• The exercise
In the material below, find all lines with the string "this" and copy them.

Stored entries

━━━━━━━━━━━━━━━━━━━━

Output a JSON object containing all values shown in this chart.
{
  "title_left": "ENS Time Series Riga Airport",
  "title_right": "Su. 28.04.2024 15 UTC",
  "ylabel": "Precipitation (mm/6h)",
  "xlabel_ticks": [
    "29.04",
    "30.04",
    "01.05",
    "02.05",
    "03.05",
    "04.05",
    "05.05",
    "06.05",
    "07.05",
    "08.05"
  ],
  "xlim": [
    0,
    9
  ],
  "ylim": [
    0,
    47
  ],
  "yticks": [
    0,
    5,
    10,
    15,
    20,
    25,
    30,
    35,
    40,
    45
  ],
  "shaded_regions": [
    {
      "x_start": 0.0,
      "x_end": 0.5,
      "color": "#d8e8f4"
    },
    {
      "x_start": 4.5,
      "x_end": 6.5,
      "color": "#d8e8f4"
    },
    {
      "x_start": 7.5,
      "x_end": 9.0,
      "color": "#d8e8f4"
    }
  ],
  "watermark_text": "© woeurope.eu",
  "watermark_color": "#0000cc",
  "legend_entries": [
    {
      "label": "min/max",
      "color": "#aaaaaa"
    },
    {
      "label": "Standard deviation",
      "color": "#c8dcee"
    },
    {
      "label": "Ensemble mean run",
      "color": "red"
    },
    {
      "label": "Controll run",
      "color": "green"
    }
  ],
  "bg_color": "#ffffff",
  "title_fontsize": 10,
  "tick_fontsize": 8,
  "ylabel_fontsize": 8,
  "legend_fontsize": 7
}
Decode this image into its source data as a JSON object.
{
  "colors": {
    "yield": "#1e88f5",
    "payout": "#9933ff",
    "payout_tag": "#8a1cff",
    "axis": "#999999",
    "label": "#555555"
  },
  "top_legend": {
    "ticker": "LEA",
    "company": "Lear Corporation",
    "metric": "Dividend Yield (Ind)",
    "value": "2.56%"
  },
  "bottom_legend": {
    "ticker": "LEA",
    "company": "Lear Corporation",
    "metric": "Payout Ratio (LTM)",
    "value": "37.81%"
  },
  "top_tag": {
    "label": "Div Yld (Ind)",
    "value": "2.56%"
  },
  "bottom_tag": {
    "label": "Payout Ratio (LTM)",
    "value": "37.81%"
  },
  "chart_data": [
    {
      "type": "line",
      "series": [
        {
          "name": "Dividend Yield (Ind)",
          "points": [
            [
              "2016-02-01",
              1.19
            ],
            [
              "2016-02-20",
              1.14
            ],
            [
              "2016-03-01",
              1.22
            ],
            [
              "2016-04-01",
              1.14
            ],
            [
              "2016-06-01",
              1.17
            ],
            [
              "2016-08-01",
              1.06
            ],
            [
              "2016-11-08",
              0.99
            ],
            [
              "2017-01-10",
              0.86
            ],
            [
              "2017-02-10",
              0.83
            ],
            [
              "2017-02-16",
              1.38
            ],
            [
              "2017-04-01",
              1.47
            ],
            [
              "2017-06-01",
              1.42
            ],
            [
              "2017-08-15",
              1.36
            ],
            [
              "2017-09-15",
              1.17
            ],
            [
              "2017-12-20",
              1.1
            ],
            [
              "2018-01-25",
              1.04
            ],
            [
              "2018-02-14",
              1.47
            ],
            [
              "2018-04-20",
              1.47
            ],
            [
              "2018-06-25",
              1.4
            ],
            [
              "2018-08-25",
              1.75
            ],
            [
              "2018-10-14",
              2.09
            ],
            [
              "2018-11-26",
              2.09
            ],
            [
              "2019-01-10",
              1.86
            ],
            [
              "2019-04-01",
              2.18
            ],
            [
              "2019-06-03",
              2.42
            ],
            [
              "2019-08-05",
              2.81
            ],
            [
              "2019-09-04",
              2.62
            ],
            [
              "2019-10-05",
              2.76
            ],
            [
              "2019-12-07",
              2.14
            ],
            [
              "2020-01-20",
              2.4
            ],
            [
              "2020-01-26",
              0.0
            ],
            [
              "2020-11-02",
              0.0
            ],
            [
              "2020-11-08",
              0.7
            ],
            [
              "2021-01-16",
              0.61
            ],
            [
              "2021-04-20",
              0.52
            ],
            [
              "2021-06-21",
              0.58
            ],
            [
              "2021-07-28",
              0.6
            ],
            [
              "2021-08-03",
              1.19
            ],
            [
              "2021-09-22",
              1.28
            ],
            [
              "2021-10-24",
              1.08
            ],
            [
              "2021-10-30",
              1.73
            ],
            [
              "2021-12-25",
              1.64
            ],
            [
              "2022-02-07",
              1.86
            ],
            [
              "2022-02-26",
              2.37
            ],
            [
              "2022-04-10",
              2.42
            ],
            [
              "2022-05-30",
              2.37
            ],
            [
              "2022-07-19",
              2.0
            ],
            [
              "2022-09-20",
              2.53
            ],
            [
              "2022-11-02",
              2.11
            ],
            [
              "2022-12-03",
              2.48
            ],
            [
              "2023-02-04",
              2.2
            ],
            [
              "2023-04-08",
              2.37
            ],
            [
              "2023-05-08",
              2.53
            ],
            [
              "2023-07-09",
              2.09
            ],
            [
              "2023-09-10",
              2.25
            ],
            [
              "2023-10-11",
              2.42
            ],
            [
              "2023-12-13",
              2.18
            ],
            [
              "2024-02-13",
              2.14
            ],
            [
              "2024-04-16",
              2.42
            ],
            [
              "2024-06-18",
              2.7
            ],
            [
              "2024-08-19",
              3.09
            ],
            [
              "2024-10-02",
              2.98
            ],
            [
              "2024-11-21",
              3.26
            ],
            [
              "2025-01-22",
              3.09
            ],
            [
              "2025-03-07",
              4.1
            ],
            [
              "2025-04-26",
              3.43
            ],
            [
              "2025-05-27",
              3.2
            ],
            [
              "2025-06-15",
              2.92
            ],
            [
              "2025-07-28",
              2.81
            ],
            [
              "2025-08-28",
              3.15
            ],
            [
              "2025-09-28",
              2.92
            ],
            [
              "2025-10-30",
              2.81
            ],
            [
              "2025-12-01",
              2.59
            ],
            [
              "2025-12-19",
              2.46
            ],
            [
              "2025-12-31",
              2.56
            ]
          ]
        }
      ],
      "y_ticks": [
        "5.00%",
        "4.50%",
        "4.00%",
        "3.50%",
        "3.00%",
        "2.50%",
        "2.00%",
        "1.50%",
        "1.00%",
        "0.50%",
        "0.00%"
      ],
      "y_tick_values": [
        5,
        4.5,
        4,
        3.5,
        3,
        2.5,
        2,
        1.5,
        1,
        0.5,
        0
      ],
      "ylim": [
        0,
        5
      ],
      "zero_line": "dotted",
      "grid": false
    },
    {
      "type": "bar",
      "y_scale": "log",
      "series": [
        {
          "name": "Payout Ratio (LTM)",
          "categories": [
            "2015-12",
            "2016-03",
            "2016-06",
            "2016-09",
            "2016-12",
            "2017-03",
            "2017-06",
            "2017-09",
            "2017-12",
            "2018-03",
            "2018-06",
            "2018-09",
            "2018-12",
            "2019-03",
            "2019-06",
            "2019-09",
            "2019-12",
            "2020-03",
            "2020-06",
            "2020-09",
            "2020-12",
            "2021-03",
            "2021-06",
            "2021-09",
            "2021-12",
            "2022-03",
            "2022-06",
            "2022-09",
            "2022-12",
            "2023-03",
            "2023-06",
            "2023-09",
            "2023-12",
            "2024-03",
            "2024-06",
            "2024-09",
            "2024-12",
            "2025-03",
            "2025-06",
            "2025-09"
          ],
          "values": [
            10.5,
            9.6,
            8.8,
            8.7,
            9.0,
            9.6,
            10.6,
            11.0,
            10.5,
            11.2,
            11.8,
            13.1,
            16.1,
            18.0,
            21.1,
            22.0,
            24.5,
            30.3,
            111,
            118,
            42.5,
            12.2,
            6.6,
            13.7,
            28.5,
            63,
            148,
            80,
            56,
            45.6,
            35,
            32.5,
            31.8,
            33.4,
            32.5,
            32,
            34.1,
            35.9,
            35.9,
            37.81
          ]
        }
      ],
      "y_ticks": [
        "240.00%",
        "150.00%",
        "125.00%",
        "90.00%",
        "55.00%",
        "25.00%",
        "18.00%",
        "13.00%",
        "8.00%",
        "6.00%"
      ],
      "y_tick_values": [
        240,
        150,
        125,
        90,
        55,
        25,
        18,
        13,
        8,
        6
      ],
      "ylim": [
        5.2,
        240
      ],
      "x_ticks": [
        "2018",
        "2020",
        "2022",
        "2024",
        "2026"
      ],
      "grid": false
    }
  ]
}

━━━━━━━━━━━━━━━━━━━━

• Finished exercise
Output a JSON object containing all values shown in this chart.
Decode this image into its source data as a JSON object.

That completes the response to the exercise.